Task brief: Copy out all lines that hold "value".

Dataset records:
= = =

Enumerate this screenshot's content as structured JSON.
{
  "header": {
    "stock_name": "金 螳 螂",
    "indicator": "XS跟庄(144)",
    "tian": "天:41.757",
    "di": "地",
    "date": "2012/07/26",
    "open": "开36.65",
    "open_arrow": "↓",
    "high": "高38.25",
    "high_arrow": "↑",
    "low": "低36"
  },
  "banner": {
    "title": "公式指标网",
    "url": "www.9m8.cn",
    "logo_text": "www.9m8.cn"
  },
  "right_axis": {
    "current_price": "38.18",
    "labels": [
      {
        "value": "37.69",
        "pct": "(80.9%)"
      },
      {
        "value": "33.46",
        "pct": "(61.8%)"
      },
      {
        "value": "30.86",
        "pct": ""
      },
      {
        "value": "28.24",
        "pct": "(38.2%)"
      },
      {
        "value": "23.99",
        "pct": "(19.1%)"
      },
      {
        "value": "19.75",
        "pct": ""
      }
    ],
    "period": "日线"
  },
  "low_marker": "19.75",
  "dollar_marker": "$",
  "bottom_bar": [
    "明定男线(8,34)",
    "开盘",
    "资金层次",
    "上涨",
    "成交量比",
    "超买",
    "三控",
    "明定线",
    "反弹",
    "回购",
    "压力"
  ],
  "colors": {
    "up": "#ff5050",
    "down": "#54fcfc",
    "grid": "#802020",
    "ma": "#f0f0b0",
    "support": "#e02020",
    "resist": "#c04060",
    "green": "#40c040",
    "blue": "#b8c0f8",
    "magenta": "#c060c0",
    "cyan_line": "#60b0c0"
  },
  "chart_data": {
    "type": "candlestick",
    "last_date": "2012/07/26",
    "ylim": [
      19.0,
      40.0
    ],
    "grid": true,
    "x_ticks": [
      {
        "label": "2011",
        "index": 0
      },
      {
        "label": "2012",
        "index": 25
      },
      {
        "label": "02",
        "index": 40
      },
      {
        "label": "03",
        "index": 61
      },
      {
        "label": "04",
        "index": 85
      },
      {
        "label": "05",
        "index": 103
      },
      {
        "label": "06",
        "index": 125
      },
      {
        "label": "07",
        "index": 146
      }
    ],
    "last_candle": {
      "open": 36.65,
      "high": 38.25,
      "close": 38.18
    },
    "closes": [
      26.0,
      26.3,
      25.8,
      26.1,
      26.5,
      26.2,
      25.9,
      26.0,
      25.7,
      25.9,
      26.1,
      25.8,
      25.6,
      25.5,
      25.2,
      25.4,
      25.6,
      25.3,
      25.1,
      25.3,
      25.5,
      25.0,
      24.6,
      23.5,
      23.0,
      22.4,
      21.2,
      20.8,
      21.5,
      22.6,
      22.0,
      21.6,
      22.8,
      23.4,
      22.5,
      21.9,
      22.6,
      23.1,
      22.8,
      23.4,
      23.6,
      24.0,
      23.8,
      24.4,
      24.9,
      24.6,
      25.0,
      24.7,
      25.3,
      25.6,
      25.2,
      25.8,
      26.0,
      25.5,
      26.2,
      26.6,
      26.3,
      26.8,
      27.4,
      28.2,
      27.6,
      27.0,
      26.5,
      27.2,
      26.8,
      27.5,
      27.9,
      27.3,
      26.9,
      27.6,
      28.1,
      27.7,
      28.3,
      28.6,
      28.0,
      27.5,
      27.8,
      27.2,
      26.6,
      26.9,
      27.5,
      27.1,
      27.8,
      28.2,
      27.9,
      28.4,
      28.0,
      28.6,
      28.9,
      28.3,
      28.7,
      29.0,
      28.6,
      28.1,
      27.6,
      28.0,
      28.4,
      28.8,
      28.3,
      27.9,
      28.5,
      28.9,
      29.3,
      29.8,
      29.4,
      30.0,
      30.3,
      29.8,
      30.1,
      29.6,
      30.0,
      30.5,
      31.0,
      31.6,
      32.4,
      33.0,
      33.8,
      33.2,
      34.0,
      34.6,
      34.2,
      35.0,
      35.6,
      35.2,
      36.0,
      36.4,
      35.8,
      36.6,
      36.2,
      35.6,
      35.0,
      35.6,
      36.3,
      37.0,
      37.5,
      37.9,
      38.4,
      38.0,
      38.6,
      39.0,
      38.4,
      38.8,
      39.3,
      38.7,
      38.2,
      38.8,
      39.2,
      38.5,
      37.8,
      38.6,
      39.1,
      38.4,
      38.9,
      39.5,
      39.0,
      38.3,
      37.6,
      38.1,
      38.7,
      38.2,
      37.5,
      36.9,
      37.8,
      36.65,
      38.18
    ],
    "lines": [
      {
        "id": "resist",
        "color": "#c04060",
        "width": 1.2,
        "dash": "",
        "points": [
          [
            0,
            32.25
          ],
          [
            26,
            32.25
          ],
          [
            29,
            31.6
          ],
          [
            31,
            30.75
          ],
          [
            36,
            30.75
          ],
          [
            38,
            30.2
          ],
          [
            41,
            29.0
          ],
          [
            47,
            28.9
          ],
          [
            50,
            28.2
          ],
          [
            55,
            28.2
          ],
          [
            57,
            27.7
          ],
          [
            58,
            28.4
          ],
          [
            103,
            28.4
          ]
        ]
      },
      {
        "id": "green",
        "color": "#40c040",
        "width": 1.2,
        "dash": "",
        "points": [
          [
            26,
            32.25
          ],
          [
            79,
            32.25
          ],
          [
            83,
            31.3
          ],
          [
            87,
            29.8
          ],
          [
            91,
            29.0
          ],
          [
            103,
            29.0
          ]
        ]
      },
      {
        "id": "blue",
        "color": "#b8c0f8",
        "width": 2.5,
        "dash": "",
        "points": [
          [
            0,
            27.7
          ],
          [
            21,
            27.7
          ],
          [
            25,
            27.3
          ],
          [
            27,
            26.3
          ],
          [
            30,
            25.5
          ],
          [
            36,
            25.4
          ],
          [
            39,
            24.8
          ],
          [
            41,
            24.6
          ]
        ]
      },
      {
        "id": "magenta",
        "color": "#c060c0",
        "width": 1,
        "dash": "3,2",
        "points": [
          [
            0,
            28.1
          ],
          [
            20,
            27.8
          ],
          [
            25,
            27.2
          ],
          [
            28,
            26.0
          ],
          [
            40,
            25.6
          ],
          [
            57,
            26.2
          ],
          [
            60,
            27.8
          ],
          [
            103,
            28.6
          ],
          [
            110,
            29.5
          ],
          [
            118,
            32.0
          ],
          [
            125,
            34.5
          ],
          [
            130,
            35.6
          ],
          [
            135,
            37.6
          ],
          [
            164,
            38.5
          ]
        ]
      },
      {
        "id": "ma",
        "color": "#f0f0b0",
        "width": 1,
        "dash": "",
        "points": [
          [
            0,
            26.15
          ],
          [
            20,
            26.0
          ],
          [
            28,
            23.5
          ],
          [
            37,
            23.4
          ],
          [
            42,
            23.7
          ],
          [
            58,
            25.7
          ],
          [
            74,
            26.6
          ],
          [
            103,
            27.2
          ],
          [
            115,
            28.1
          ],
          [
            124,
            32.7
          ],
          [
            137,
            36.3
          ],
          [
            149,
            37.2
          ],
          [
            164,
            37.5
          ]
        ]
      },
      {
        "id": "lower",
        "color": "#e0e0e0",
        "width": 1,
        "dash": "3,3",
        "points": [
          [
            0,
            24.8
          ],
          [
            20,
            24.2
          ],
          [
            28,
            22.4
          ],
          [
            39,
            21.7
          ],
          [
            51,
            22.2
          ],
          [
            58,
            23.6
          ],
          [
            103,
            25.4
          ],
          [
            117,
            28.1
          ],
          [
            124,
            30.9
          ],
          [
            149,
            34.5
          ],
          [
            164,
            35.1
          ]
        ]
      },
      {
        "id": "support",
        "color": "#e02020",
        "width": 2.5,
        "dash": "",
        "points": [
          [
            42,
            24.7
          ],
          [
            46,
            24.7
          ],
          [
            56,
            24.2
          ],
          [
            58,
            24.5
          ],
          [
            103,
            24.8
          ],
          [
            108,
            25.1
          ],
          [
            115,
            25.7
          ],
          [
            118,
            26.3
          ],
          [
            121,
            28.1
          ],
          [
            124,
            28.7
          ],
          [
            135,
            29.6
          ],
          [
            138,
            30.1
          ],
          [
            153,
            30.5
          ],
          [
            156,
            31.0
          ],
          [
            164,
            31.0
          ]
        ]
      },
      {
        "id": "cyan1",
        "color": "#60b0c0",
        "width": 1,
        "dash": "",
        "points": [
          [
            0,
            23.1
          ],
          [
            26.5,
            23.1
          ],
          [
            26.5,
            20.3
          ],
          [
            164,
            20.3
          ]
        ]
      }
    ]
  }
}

= = =

Problem solution:
        "value": "37.69",
        "value": "33.46",
        "value": "30.86",
        "value": "28.24",
        "value": "23.99",
        "value": "19.75",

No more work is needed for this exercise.